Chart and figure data
_ _ _ _ _
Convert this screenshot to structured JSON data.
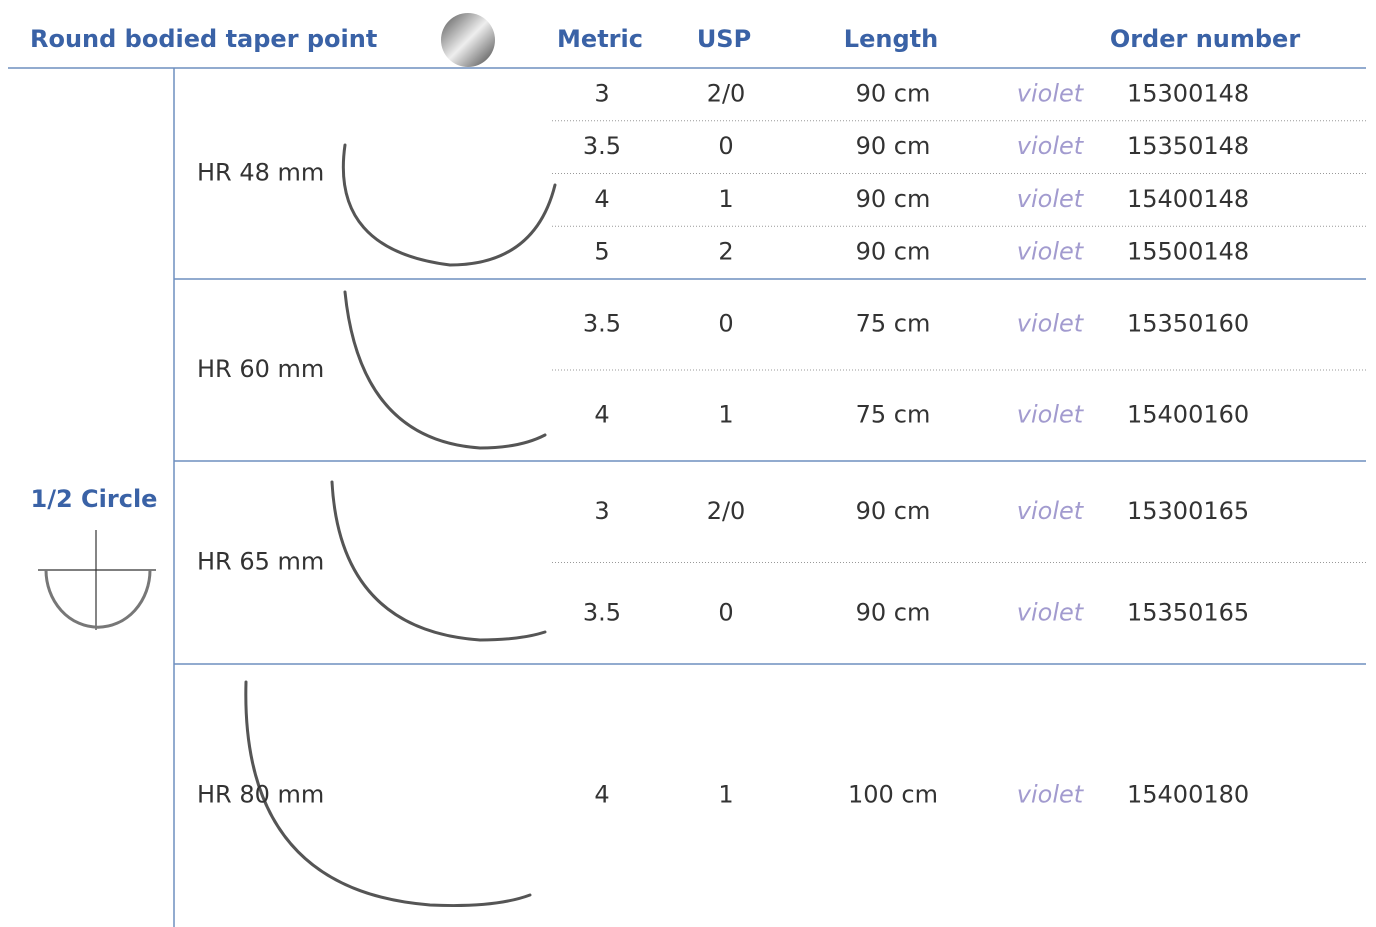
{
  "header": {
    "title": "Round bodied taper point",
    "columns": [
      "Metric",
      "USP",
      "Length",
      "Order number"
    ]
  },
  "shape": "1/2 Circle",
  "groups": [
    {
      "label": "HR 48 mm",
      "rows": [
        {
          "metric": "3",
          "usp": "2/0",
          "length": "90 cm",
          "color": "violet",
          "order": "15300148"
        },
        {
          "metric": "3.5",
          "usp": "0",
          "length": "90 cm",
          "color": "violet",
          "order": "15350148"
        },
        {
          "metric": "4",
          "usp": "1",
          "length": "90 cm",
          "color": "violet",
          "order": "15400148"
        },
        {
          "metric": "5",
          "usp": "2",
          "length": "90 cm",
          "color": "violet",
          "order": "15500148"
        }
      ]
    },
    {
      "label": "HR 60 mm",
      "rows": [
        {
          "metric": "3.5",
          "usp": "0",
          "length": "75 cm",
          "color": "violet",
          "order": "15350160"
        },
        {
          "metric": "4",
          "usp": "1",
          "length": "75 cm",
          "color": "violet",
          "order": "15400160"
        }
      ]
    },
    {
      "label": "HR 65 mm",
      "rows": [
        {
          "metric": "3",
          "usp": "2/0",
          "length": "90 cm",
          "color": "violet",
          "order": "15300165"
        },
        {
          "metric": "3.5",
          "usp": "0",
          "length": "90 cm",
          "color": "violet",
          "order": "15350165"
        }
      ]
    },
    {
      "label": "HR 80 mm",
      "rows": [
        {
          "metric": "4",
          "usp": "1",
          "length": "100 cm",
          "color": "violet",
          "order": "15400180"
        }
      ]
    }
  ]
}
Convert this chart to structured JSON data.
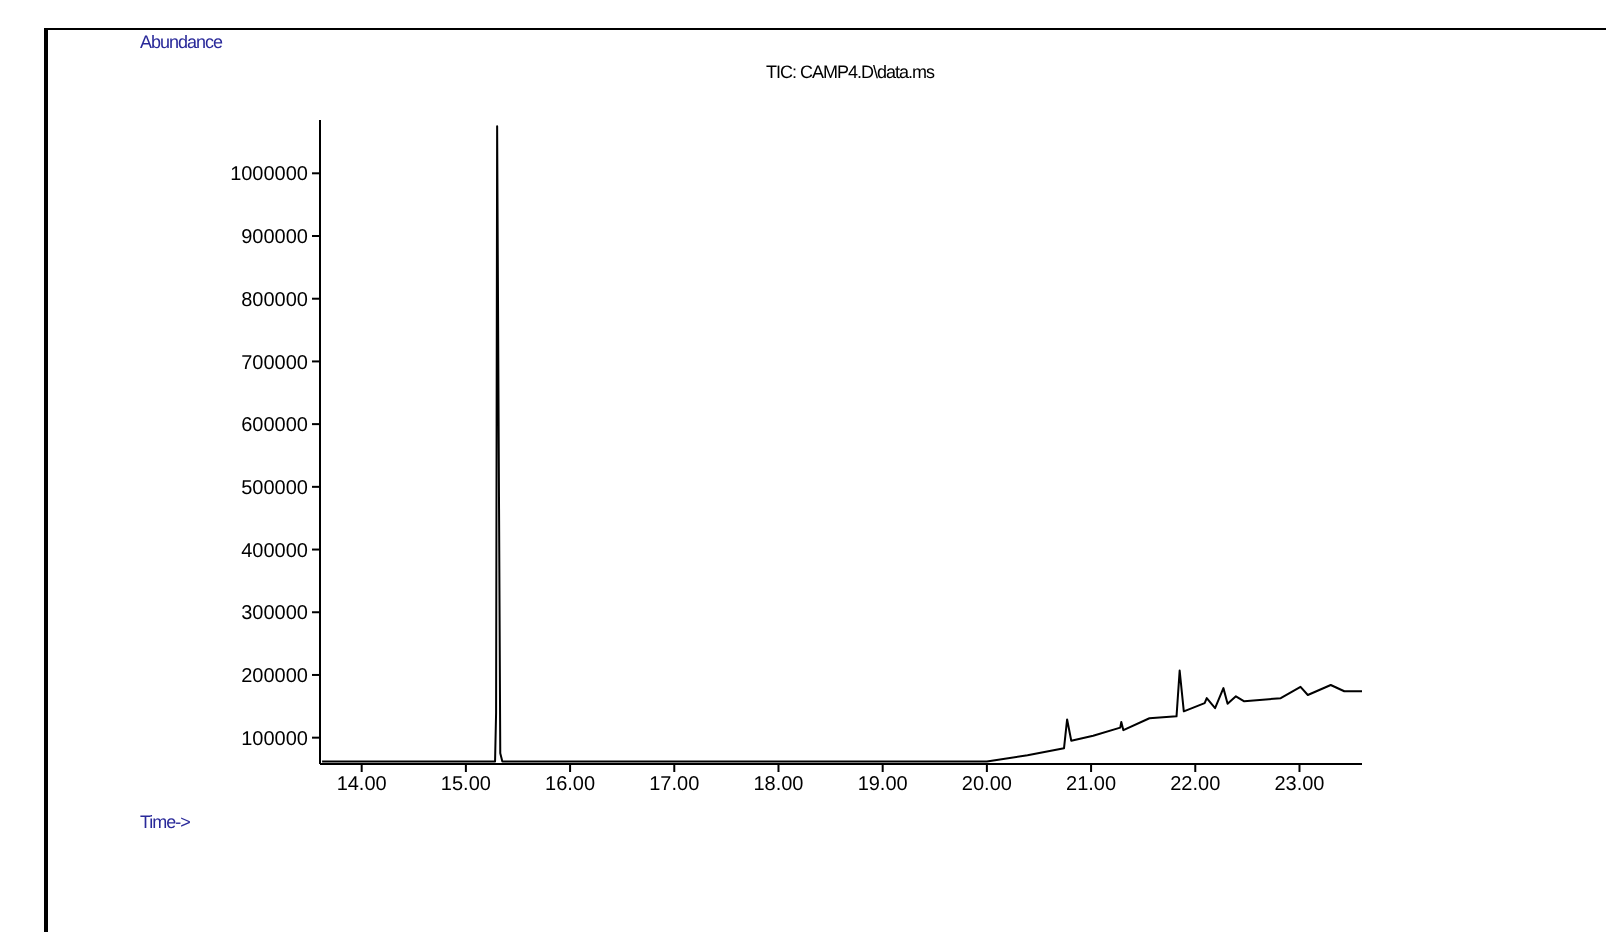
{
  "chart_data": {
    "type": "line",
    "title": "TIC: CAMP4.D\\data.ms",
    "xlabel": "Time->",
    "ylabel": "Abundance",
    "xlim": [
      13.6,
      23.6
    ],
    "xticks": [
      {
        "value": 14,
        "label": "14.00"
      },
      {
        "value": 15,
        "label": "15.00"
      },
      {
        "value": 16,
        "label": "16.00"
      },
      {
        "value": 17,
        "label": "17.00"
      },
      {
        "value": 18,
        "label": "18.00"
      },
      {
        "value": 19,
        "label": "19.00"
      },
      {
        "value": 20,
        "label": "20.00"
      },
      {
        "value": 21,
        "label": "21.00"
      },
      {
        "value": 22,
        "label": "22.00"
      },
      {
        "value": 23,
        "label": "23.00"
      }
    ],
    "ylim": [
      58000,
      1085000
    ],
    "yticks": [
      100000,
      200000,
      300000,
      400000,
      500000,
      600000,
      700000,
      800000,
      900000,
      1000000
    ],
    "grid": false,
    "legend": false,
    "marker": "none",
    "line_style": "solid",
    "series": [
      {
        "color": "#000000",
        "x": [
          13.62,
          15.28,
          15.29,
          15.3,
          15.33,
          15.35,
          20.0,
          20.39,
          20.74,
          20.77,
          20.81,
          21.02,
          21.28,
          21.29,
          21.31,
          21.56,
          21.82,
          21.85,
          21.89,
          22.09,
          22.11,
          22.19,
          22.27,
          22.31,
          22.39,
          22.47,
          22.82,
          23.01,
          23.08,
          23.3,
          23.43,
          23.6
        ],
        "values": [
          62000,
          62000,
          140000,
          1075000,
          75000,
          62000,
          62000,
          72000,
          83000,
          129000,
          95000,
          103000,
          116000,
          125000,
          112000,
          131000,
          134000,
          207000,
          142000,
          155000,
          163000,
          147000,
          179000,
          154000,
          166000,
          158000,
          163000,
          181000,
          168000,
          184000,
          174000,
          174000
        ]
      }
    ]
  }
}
_ _ _ _ _
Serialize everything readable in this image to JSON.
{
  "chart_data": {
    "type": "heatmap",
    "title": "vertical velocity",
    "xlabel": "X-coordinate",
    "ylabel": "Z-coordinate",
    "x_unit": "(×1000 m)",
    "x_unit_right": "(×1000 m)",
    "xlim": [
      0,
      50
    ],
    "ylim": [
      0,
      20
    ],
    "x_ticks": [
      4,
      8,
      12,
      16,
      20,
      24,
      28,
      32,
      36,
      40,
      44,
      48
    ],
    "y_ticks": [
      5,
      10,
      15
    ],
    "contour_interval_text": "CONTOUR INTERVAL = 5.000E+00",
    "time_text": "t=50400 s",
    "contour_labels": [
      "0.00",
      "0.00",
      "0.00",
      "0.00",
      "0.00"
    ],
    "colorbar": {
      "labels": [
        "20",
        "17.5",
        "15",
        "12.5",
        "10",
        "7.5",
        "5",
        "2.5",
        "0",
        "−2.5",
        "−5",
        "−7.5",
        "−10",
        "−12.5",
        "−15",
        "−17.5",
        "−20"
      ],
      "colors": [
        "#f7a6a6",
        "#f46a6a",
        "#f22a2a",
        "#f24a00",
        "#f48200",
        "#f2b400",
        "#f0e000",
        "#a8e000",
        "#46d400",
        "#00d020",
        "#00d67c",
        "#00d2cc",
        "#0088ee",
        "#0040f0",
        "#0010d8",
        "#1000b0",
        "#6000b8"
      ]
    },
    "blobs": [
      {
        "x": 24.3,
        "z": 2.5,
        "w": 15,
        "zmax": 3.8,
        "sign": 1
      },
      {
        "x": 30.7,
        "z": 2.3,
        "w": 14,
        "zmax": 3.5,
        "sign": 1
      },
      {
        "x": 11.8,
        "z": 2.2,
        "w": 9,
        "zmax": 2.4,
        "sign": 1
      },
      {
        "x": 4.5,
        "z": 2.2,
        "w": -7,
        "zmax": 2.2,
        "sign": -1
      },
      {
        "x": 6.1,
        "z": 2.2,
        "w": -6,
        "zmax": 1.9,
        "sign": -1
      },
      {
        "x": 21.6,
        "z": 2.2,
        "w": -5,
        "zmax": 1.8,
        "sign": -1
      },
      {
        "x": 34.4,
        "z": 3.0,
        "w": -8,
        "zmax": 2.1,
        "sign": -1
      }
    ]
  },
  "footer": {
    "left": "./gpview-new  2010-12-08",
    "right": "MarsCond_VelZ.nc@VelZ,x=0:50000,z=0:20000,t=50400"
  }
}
_ _ _ _ _
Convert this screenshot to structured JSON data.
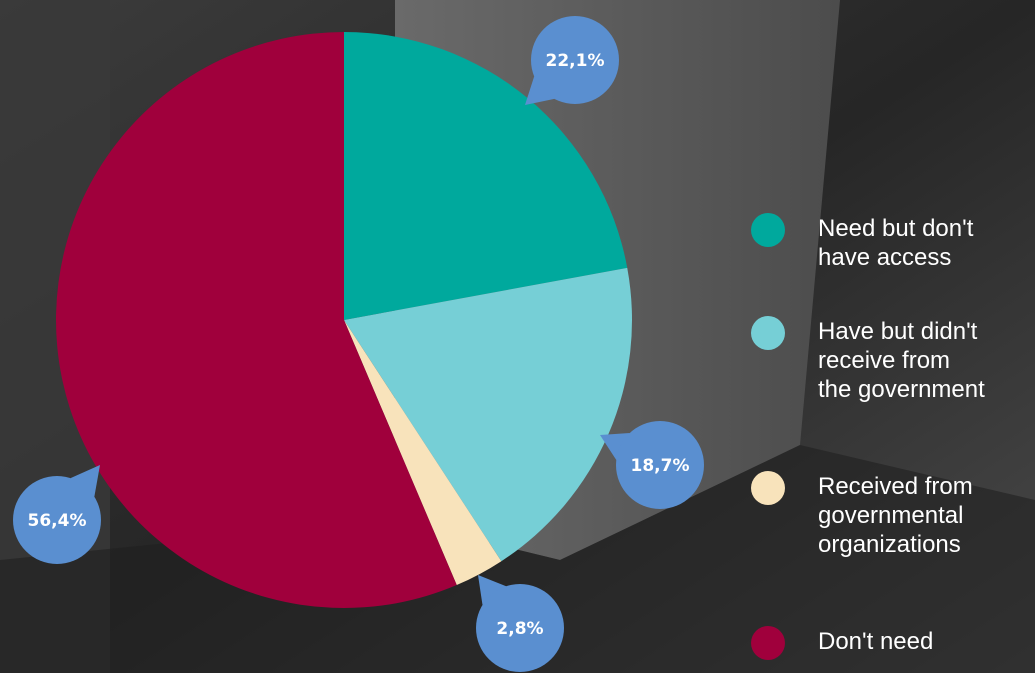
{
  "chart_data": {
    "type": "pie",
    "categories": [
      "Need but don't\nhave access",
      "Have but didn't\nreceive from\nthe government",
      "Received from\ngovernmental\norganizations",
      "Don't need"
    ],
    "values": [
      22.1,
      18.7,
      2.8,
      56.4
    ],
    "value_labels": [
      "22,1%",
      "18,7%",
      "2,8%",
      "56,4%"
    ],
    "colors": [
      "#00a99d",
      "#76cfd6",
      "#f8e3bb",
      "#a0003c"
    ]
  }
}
_ _ _ _ _
* **What you need to do**: Look through the listing above. Pick out each line with "ylabel" and copy it.

* **Result**:
    "ylabel": "Abundance",
    "ylabel": "Z-coordinate",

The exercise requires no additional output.